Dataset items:
################
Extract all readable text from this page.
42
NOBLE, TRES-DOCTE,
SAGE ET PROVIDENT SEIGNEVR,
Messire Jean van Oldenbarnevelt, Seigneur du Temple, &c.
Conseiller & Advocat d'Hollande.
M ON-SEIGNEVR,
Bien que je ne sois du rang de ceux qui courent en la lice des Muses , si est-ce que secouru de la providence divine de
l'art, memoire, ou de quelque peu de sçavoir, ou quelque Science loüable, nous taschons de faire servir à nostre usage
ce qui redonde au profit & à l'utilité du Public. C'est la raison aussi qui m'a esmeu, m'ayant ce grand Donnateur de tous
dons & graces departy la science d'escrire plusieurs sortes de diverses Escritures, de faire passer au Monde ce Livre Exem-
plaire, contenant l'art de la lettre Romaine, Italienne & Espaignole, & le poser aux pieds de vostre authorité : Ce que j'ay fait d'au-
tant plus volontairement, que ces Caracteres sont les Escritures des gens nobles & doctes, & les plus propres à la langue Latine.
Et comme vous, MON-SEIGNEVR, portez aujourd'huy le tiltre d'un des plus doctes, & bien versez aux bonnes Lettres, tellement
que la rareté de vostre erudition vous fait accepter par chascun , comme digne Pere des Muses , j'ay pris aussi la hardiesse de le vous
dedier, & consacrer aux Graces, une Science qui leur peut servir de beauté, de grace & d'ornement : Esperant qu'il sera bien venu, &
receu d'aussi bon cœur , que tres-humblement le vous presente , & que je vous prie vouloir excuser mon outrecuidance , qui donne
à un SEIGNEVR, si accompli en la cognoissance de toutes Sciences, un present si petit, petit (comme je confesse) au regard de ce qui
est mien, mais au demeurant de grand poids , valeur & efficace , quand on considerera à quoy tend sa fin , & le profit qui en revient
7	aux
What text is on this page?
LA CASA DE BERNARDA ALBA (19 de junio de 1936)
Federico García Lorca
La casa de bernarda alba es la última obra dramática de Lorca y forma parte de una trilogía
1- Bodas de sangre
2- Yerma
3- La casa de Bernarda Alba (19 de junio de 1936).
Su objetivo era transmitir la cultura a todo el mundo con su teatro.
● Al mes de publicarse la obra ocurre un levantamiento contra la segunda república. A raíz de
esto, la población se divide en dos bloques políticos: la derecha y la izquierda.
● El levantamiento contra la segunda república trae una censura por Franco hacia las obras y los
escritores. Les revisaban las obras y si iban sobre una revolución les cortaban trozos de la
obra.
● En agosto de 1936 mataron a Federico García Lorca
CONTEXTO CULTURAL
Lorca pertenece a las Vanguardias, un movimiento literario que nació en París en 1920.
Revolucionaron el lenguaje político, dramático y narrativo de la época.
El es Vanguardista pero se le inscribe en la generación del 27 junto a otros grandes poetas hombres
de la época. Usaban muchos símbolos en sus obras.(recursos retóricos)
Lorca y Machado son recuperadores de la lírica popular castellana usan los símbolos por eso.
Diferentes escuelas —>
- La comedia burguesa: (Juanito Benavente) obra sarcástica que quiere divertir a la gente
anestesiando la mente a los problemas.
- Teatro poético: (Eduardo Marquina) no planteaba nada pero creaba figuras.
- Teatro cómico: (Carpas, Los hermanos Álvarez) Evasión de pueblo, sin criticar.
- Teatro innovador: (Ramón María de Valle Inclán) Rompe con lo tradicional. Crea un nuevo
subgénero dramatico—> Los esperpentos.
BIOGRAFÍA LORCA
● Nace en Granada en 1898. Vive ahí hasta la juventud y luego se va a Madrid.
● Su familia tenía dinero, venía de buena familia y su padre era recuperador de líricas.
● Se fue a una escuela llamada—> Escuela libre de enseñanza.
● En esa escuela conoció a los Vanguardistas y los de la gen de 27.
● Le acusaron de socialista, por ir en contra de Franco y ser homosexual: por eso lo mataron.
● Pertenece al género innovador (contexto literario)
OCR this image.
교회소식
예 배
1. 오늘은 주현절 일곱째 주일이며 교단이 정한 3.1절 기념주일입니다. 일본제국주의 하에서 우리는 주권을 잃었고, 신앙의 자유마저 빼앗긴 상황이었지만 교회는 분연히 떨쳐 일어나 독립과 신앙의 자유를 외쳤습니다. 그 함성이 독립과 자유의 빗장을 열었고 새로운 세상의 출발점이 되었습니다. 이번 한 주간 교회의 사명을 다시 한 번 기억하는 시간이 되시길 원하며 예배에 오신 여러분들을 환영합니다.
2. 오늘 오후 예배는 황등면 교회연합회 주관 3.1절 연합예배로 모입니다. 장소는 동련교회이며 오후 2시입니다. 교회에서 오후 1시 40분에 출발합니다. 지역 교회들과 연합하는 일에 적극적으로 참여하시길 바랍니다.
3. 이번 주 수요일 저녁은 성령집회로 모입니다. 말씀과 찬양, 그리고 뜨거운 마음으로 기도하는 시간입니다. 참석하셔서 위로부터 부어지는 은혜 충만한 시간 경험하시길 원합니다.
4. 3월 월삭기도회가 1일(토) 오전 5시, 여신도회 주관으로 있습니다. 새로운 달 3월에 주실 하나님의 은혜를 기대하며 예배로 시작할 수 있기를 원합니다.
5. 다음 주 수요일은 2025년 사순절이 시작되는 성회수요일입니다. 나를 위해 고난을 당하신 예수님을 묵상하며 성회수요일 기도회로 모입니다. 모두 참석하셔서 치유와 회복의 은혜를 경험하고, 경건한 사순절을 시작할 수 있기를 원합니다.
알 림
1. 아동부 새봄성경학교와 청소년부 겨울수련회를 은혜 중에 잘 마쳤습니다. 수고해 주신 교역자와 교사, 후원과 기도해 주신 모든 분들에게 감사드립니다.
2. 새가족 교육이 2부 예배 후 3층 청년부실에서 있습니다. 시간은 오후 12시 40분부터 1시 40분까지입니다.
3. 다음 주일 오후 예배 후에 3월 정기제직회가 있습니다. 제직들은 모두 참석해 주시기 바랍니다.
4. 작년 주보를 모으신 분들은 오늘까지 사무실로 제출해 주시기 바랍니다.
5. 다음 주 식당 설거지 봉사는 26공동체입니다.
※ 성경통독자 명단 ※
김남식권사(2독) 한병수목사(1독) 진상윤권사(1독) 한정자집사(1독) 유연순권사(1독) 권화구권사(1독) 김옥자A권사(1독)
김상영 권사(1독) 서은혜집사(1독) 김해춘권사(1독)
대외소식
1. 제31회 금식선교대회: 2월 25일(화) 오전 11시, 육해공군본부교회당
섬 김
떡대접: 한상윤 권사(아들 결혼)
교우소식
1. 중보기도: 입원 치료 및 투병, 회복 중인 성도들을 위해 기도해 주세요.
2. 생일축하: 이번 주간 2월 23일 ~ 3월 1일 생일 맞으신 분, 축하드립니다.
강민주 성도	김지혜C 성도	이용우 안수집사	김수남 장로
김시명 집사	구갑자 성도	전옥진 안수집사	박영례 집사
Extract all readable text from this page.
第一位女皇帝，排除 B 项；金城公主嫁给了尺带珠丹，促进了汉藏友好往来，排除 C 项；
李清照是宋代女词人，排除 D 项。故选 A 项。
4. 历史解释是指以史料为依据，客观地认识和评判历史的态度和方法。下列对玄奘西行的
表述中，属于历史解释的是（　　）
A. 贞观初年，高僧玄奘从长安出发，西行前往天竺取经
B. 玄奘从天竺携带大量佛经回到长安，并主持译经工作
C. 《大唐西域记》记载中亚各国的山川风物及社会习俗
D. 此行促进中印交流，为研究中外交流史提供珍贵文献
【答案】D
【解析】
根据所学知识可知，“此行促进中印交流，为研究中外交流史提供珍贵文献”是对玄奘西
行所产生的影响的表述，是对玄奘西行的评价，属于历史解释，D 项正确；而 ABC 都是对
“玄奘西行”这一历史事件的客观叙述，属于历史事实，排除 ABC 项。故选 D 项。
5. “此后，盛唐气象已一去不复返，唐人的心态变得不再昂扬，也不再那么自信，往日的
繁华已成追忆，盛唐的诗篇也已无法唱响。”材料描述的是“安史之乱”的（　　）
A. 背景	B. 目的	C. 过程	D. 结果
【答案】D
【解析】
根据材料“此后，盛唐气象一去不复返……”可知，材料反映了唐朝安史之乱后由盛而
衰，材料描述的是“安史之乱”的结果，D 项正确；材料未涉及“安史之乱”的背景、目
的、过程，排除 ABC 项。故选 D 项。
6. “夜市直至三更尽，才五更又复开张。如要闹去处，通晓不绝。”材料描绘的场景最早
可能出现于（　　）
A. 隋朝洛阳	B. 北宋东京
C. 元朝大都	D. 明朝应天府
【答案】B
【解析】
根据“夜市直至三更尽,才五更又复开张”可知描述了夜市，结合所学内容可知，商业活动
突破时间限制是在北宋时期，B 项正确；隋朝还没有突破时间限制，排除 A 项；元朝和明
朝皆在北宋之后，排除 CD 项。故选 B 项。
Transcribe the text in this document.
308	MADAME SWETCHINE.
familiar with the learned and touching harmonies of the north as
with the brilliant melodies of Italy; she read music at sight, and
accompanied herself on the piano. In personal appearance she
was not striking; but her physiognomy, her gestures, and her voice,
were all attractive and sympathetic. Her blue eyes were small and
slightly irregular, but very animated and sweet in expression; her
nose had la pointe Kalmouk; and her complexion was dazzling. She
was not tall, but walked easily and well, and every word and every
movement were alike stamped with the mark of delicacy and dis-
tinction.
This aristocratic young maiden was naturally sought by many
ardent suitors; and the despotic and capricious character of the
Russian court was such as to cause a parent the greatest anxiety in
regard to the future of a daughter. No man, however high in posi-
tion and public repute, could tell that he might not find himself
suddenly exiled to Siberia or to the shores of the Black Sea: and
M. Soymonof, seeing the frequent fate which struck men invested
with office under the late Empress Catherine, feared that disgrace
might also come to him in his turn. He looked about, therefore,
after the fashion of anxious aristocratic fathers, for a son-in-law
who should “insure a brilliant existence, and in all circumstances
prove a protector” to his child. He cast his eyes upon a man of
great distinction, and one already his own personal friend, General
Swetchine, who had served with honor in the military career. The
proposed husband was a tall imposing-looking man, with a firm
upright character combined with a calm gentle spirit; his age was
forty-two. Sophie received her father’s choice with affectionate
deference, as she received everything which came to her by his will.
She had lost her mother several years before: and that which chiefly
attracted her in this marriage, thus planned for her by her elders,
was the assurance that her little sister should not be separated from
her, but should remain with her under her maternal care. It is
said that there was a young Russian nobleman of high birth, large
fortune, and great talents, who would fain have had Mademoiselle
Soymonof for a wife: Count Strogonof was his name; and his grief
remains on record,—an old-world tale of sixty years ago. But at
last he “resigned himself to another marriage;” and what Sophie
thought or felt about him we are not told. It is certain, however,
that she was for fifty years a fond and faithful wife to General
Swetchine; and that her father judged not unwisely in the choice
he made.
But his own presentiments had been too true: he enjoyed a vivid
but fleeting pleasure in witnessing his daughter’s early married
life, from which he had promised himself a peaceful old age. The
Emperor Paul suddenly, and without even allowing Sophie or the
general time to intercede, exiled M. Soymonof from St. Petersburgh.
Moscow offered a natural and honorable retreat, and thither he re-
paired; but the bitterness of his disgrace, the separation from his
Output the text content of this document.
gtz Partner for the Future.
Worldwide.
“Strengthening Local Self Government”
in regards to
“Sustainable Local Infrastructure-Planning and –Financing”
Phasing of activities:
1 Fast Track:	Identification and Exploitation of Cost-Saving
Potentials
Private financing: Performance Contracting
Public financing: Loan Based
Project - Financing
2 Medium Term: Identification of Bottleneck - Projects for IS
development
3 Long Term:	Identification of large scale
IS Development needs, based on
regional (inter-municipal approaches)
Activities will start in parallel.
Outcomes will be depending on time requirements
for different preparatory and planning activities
################
• [Set task]: Show, from the material above, each line that includes the string "which".

• [Result for this exercise]:
M. Soymonof, seeing the frequent fate which struck men invested
deference, as she received everything which came to her by his will.
She had lost her mother several years before: and that which chiefly
life, from which he had promised himself a peaceful old age. The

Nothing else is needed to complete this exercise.